> Records provided:
· · · ·

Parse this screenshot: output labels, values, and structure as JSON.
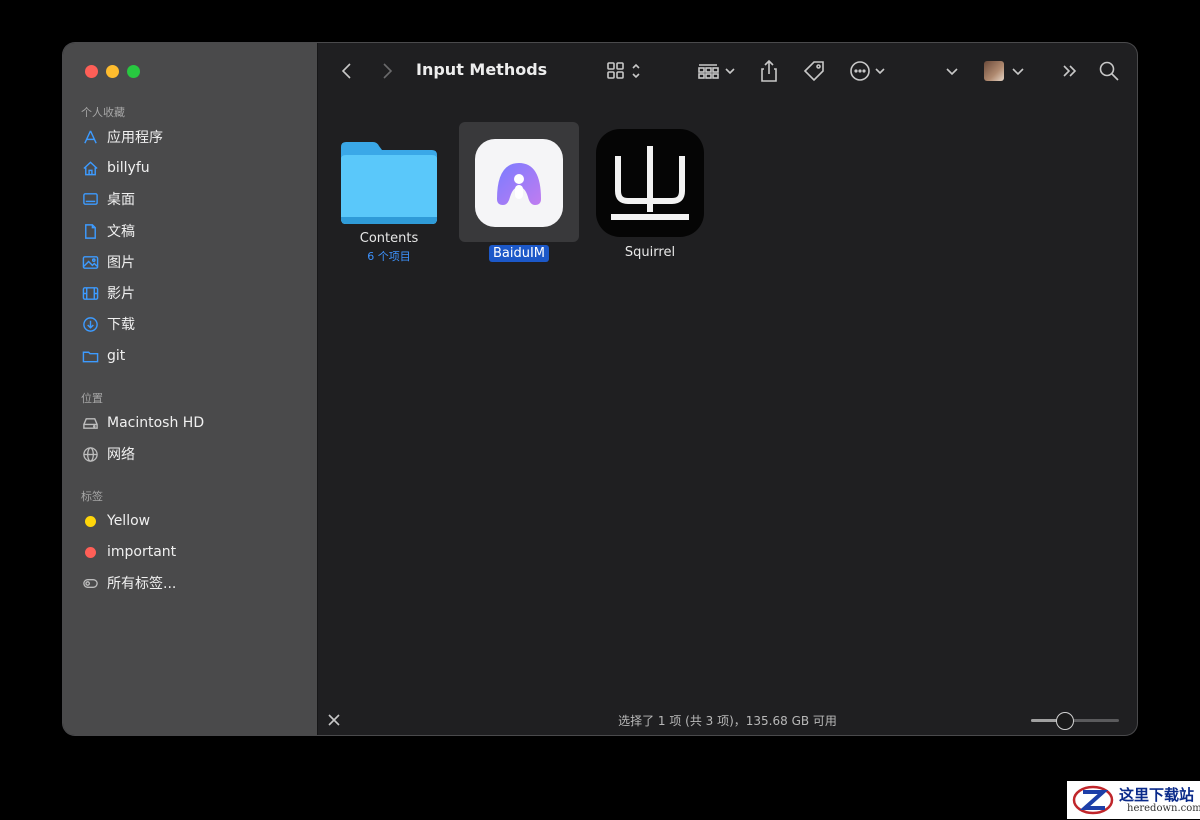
{
  "window": {
    "title": "Input Methods"
  },
  "sidebar": {
    "favorites_label": "个人收藏",
    "favorites": [
      {
        "label": "应用程序",
        "icon": "applications-icon"
      },
      {
        "label": "billyfu",
        "icon": "home-icon"
      },
      {
        "label": "桌面",
        "icon": "desktop-icon"
      },
      {
        "label": "文稿",
        "icon": "documents-icon"
      },
      {
        "label": "图片",
        "icon": "pictures-icon"
      },
      {
        "label": "影片",
        "icon": "movies-icon"
      },
      {
        "label": "下载",
        "icon": "downloads-icon"
      },
      {
        "label": "git",
        "icon": "folder-icon"
      }
    ],
    "locations_label": "位置",
    "locations": [
      {
        "label": "Macintosh HD",
        "icon": "hard-drive-icon"
      },
      {
        "label": "网络",
        "icon": "network-icon"
      }
    ],
    "tags_label": "标签",
    "tags": [
      {
        "label": "Yellow",
        "color": "#ffd60a"
      },
      {
        "label": "important",
        "color": "#ff5f57"
      },
      {
        "label": "所有标签...",
        "icon": "all-tags-icon"
      }
    ]
  },
  "files": [
    {
      "name": "Contents",
      "subtitle": "6 个项目",
      "icon": "folder-icon"
    },
    {
      "name": "BaiduIM",
      "selected": true,
      "icon": "baidu-im-app-icon"
    },
    {
      "name": "Squirrel",
      "icon": "squirrel-app-icon",
      "glyph": "ㄓ"
    }
  ],
  "status": {
    "text": "选择了 1 项 (共 3 项)，135.68 GB 可用",
    "icon_size_fraction": 0.38
  },
  "watermark": {
    "text": "这里下载站",
    "sub": "heredown.com"
  },
  "colors": {
    "accent": "#3d9bff",
    "selection": "#1c58c8"
  }
}
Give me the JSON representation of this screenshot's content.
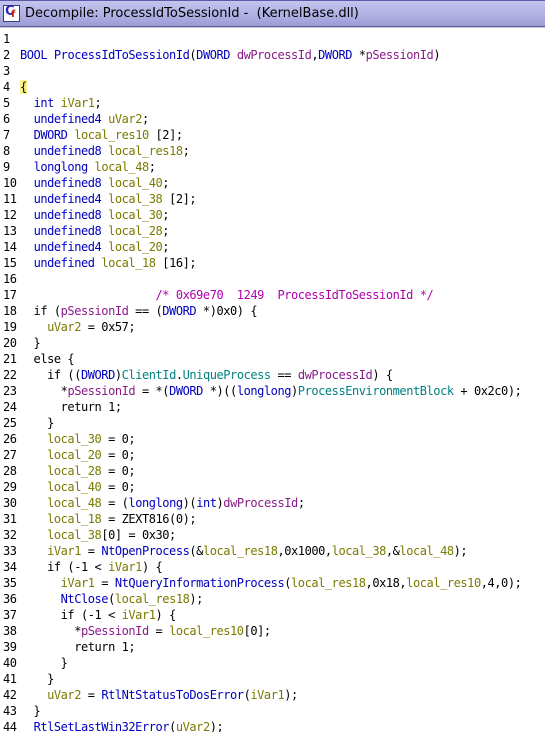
{
  "window": {
    "title": "Decompile: ProcessIdToSessionId -  (KernelBase.dll)"
  },
  "icon": {
    "letter": "C",
    "subscript": "f"
  },
  "colors": {
    "type": "#0000c0",
    "local_var": "#7a7a00",
    "parameter": "#8a1a8a",
    "function": "#0000c0",
    "field": "#008080",
    "comment": "#b000b0",
    "brace_highlight": "#f7f389",
    "titlebar": "#b0b0e4"
  },
  "code_lines": [
    {
      "n": "1",
      "tokens": []
    },
    {
      "n": "2",
      "tokens": [
        {
          "c": "t-type",
          "t": "BOOL"
        },
        {
          "c": "t-plain",
          "t": " "
        },
        {
          "c": "t-fn",
          "t": "ProcessIdToSessionId"
        },
        {
          "c": "t-plain",
          "t": "("
        },
        {
          "c": "t-type",
          "t": "DWORD"
        },
        {
          "c": "t-plain",
          "t": " "
        },
        {
          "c": "t-param",
          "t": "dwProcessId"
        },
        {
          "c": "t-plain",
          "t": ","
        },
        {
          "c": "t-type",
          "t": "DWORD"
        },
        {
          "c": "t-plain",
          "t": " *"
        },
        {
          "c": "t-param",
          "t": "pSessionId"
        },
        {
          "c": "t-plain",
          "t": ")"
        }
      ]
    },
    {
      "n": "3",
      "tokens": []
    },
    {
      "n": "4",
      "tokens": [
        {
          "c": "brace-hl",
          "t": "{"
        }
      ]
    },
    {
      "n": "5",
      "tokens": [
        {
          "c": "t-plain",
          "t": "  "
        },
        {
          "c": "t-type",
          "t": "int"
        },
        {
          "c": "t-plain",
          "t": " "
        },
        {
          "c": "t-var",
          "t": "iVar1"
        },
        {
          "c": "t-plain",
          "t": ";"
        }
      ]
    },
    {
      "n": "6",
      "tokens": [
        {
          "c": "t-plain",
          "t": "  "
        },
        {
          "c": "t-type",
          "t": "undefined4"
        },
        {
          "c": "t-plain",
          "t": " "
        },
        {
          "c": "t-var",
          "t": "uVar2"
        },
        {
          "c": "t-plain",
          "t": ";"
        }
      ]
    },
    {
      "n": "7",
      "tokens": [
        {
          "c": "t-plain",
          "t": "  "
        },
        {
          "c": "t-type",
          "t": "DWORD"
        },
        {
          "c": "t-plain",
          "t": " "
        },
        {
          "c": "t-var",
          "t": "local_res10"
        },
        {
          "c": "t-plain",
          "t": " [2];"
        }
      ]
    },
    {
      "n": "8",
      "tokens": [
        {
          "c": "t-plain",
          "t": "  "
        },
        {
          "c": "t-type",
          "t": "undefined8"
        },
        {
          "c": "t-plain",
          "t": " "
        },
        {
          "c": "t-var",
          "t": "local_res18"
        },
        {
          "c": "t-plain",
          "t": ";"
        }
      ]
    },
    {
      "n": "9",
      "tokens": [
        {
          "c": "t-plain",
          "t": "  "
        },
        {
          "c": "t-type",
          "t": "longlong"
        },
        {
          "c": "t-plain",
          "t": " "
        },
        {
          "c": "t-var",
          "t": "local_48"
        },
        {
          "c": "t-plain",
          "t": ";"
        }
      ]
    },
    {
      "n": "10",
      "tokens": [
        {
          "c": "t-plain",
          "t": "  "
        },
        {
          "c": "t-type",
          "t": "undefined8"
        },
        {
          "c": "t-plain",
          "t": " "
        },
        {
          "c": "t-var",
          "t": "local_40"
        },
        {
          "c": "t-plain",
          "t": ";"
        }
      ]
    },
    {
      "n": "11",
      "tokens": [
        {
          "c": "t-plain",
          "t": "  "
        },
        {
          "c": "t-type",
          "t": "undefined4"
        },
        {
          "c": "t-plain",
          "t": " "
        },
        {
          "c": "t-var",
          "t": "local_38"
        },
        {
          "c": "t-plain",
          "t": " [2];"
        }
      ]
    },
    {
      "n": "12",
      "tokens": [
        {
          "c": "t-plain",
          "t": "  "
        },
        {
          "c": "t-type",
          "t": "undefined8"
        },
        {
          "c": "t-plain",
          "t": " "
        },
        {
          "c": "t-var",
          "t": "local_30"
        },
        {
          "c": "t-plain",
          "t": ";"
        }
      ]
    },
    {
      "n": "13",
      "tokens": [
        {
          "c": "t-plain",
          "t": "  "
        },
        {
          "c": "t-type",
          "t": "undefined8"
        },
        {
          "c": "t-plain",
          "t": " "
        },
        {
          "c": "t-var",
          "t": "local_28"
        },
        {
          "c": "t-plain",
          "t": ";"
        }
      ]
    },
    {
      "n": "14",
      "tokens": [
        {
          "c": "t-plain",
          "t": "  "
        },
        {
          "c": "t-type",
          "t": "undefined4"
        },
        {
          "c": "t-plain",
          "t": " "
        },
        {
          "c": "t-var",
          "t": "local_20"
        },
        {
          "c": "t-plain",
          "t": ";"
        }
      ]
    },
    {
      "n": "15",
      "tokens": [
        {
          "c": "t-plain",
          "t": "  "
        },
        {
          "c": "t-type",
          "t": "undefined"
        },
        {
          "c": "t-plain",
          "t": " "
        },
        {
          "c": "t-var",
          "t": "local_18"
        },
        {
          "c": "t-plain",
          "t": " [16];"
        }
      ]
    },
    {
      "n": "16",
      "tokens": []
    },
    {
      "n": "17",
      "tokens": [
        {
          "c": "t-plain",
          "t": "                    "
        },
        {
          "c": "t-cmt",
          "t": "/* 0x69e70  1249  ProcessIdToSessionId */"
        }
      ]
    },
    {
      "n": "18",
      "tokens": [
        {
          "c": "t-plain",
          "t": "  if ("
        },
        {
          "c": "t-param",
          "t": "pSessionId"
        },
        {
          "c": "t-plain",
          "t": " == ("
        },
        {
          "c": "t-type",
          "t": "DWORD"
        },
        {
          "c": "t-plain",
          "t": " *)0x0) {"
        }
      ]
    },
    {
      "n": "19",
      "tokens": [
        {
          "c": "t-plain",
          "t": "    "
        },
        {
          "c": "t-var",
          "t": "uVar2"
        },
        {
          "c": "t-plain",
          "t": " = 0x57;"
        }
      ]
    },
    {
      "n": "20",
      "tokens": [
        {
          "c": "t-plain",
          "t": "  }"
        }
      ]
    },
    {
      "n": "21",
      "tokens": [
        {
          "c": "t-plain",
          "t": "  else {"
        }
      ]
    },
    {
      "n": "22",
      "tokens": [
        {
          "c": "t-plain",
          "t": "    if (("
        },
        {
          "c": "t-type",
          "t": "DWORD"
        },
        {
          "c": "t-plain",
          "t": ")"
        },
        {
          "c": "t-field",
          "t": "ClientId"
        },
        {
          "c": "t-plain",
          "t": "."
        },
        {
          "c": "t-field",
          "t": "UniqueProcess"
        },
        {
          "c": "t-plain",
          "t": " == "
        },
        {
          "c": "t-param",
          "t": "dwProcessId"
        },
        {
          "c": "t-plain",
          "t": ") {"
        }
      ]
    },
    {
      "n": "23",
      "tokens": [
        {
          "c": "t-plain",
          "t": "      *"
        },
        {
          "c": "t-param",
          "t": "pSessionId"
        },
        {
          "c": "t-plain",
          "t": " = *("
        },
        {
          "c": "t-type",
          "t": "DWORD"
        },
        {
          "c": "t-plain",
          "t": " *)(("
        },
        {
          "c": "t-type",
          "t": "longlong"
        },
        {
          "c": "t-plain",
          "t": ")"
        },
        {
          "c": "t-field",
          "t": "ProcessEnvironmentBlock"
        },
        {
          "c": "t-plain",
          "t": " + 0x2c0);"
        }
      ]
    },
    {
      "n": "24",
      "tokens": [
        {
          "c": "t-plain",
          "t": "      return 1;"
        }
      ]
    },
    {
      "n": "25",
      "tokens": [
        {
          "c": "t-plain",
          "t": "    }"
        }
      ]
    },
    {
      "n": "26",
      "tokens": [
        {
          "c": "t-plain",
          "t": "    "
        },
        {
          "c": "t-var",
          "t": "local_30"
        },
        {
          "c": "t-plain",
          "t": " = 0;"
        }
      ]
    },
    {
      "n": "27",
      "tokens": [
        {
          "c": "t-plain",
          "t": "    "
        },
        {
          "c": "t-var",
          "t": "local_20"
        },
        {
          "c": "t-plain",
          "t": " = 0;"
        }
      ]
    },
    {
      "n": "28",
      "tokens": [
        {
          "c": "t-plain",
          "t": "    "
        },
        {
          "c": "t-var",
          "t": "local_28"
        },
        {
          "c": "t-plain",
          "t": " = 0;"
        }
      ]
    },
    {
      "n": "29",
      "tokens": [
        {
          "c": "t-plain",
          "t": "    "
        },
        {
          "c": "t-var",
          "t": "local_40"
        },
        {
          "c": "t-plain",
          "t": " = 0;"
        }
      ]
    },
    {
      "n": "30",
      "tokens": [
        {
          "c": "t-plain",
          "t": "    "
        },
        {
          "c": "t-var",
          "t": "local_48"
        },
        {
          "c": "t-plain",
          "t": " = ("
        },
        {
          "c": "t-type",
          "t": "longlong"
        },
        {
          "c": "t-plain",
          "t": ")("
        },
        {
          "c": "t-type",
          "t": "int"
        },
        {
          "c": "t-plain",
          "t": ")"
        },
        {
          "c": "t-param",
          "t": "dwProcessId"
        },
        {
          "c": "t-plain",
          "t": ";"
        }
      ]
    },
    {
      "n": "31",
      "tokens": [
        {
          "c": "t-plain",
          "t": "    "
        },
        {
          "c": "t-var",
          "t": "local_18"
        },
        {
          "c": "t-plain",
          "t": " = ZEXT816(0);"
        }
      ]
    },
    {
      "n": "32",
      "tokens": [
        {
          "c": "t-plain",
          "t": "    "
        },
        {
          "c": "t-var",
          "t": "local_38"
        },
        {
          "c": "t-plain",
          "t": "[0] = 0x30;"
        }
      ]
    },
    {
      "n": "33",
      "tokens": [
        {
          "c": "t-plain",
          "t": "    "
        },
        {
          "c": "t-var",
          "t": "iVar1"
        },
        {
          "c": "t-plain",
          "t": " = "
        },
        {
          "c": "t-fn",
          "t": "NtOpenProcess"
        },
        {
          "c": "t-plain",
          "t": "(&"
        },
        {
          "c": "t-var",
          "t": "local_res18"
        },
        {
          "c": "t-plain",
          "t": ",0x1000,"
        },
        {
          "c": "t-var",
          "t": "local_38"
        },
        {
          "c": "t-plain",
          "t": ",&"
        },
        {
          "c": "t-var",
          "t": "local_48"
        },
        {
          "c": "t-plain",
          "t": ");"
        }
      ]
    },
    {
      "n": "34",
      "tokens": [
        {
          "c": "t-plain",
          "t": "    if (-1 < "
        },
        {
          "c": "t-var",
          "t": "iVar1"
        },
        {
          "c": "t-plain",
          "t": ") {"
        }
      ]
    },
    {
      "n": "35",
      "tokens": [
        {
          "c": "t-plain",
          "t": "      "
        },
        {
          "c": "t-var",
          "t": "iVar1"
        },
        {
          "c": "t-plain",
          "t": " = "
        },
        {
          "c": "t-fn",
          "t": "NtQueryInformationProcess"
        },
        {
          "c": "t-plain",
          "t": "("
        },
        {
          "c": "t-var",
          "t": "local_res18"
        },
        {
          "c": "t-plain",
          "t": ",0x18,"
        },
        {
          "c": "t-var",
          "t": "local_res10"
        },
        {
          "c": "t-plain",
          "t": ",4,0);"
        }
      ]
    },
    {
      "n": "36",
      "tokens": [
        {
          "c": "t-plain",
          "t": "      "
        },
        {
          "c": "t-fn",
          "t": "NtClose"
        },
        {
          "c": "t-plain",
          "t": "("
        },
        {
          "c": "t-var",
          "t": "local_res18"
        },
        {
          "c": "t-plain",
          "t": ");"
        }
      ]
    },
    {
      "n": "37",
      "tokens": [
        {
          "c": "t-plain",
          "t": "      if (-1 < "
        },
        {
          "c": "t-var",
          "t": "iVar1"
        },
        {
          "c": "t-plain",
          "t": ") {"
        }
      ]
    },
    {
      "n": "38",
      "tokens": [
        {
          "c": "t-plain",
          "t": "        *"
        },
        {
          "c": "t-param",
          "t": "pSessionId"
        },
        {
          "c": "t-plain",
          "t": " = "
        },
        {
          "c": "t-var",
          "t": "local_res10"
        },
        {
          "c": "t-plain",
          "t": "[0];"
        }
      ]
    },
    {
      "n": "39",
      "tokens": [
        {
          "c": "t-plain",
          "t": "        return 1;"
        }
      ]
    },
    {
      "n": "40",
      "tokens": [
        {
          "c": "t-plain",
          "t": "      }"
        }
      ]
    },
    {
      "n": "41",
      "tokens": [
        {
          "c": "t-plain",
          "t": "    }"
        }
      ]
    },
    {
      "n": "42",
      "tokens": [
        {
          "c": "t-plain",
          "t": "    "
        },
        {
          "c": "t-var",
          "t": "uVar2"
        },
        {
          "c": "t-plain",
          "t": " = "
        },
        {
          "c": "t-fn",
          "t": "RtlNtStatusToDosError"
        },
        {
          "c": "t-plain",
          "t": "("
        },
        {
          "c": "t-var",
          "t": "iVar1"
        },
        {
          "c": "t-plain",
          "t": ");"
        }
      ]
    },
    {
      "n": "43",
      "tokens": [
        {
          "c": "t-plain",
          "t": "  }"
        }
      ]
    },
    {
      "n": "44",
      "tokens": [
        {
          "c": "t-plain",
          "t": "  "
        },
        {
          "c": "t-fn",
          "t": "RtlSetLastWin32Error"
        },
        {
          "c": "t-plain",
          "t": "("
        },
        {
          "c": "t-var",
          "t": "uVar2"
        },
        {
          "c": "t-plain",
          "t": ");"
        }
      ]
    }
  ]
}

· · · ·

> The exercise:
From the material above, gather all lines that include the string "JSON" and copy them.

> Finished task:
Parse this screenshot: output labels, values, and structure as JSON.
Give me the JSON representation of this screenshot's content.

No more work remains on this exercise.